PROVIDED DATA —
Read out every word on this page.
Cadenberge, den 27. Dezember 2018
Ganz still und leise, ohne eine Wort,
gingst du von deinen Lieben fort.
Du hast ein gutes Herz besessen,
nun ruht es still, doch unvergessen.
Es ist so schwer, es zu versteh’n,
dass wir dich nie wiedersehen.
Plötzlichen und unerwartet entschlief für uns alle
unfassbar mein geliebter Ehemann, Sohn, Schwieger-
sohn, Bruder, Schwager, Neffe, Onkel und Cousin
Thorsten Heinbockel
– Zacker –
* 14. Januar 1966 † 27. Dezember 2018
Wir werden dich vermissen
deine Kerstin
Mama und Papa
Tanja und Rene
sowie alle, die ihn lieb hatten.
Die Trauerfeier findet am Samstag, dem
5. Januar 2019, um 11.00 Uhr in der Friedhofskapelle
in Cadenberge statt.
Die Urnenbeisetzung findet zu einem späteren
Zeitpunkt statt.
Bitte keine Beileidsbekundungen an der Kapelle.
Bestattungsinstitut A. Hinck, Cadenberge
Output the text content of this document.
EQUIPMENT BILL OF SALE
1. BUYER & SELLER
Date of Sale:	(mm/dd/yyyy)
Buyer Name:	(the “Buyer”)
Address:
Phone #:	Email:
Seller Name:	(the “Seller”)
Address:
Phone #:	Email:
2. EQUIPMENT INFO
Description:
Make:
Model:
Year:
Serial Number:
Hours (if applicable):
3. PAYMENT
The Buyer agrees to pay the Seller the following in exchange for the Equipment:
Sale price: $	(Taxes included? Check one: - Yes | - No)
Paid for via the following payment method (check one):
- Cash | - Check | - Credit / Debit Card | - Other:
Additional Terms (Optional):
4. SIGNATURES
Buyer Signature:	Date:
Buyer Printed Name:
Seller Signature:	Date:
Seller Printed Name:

EXERCISE INSTRUCTIONS — How many lines in the records above contain the word "findet"? Reply with the number and nothing more.

FULL SOLUTION — 2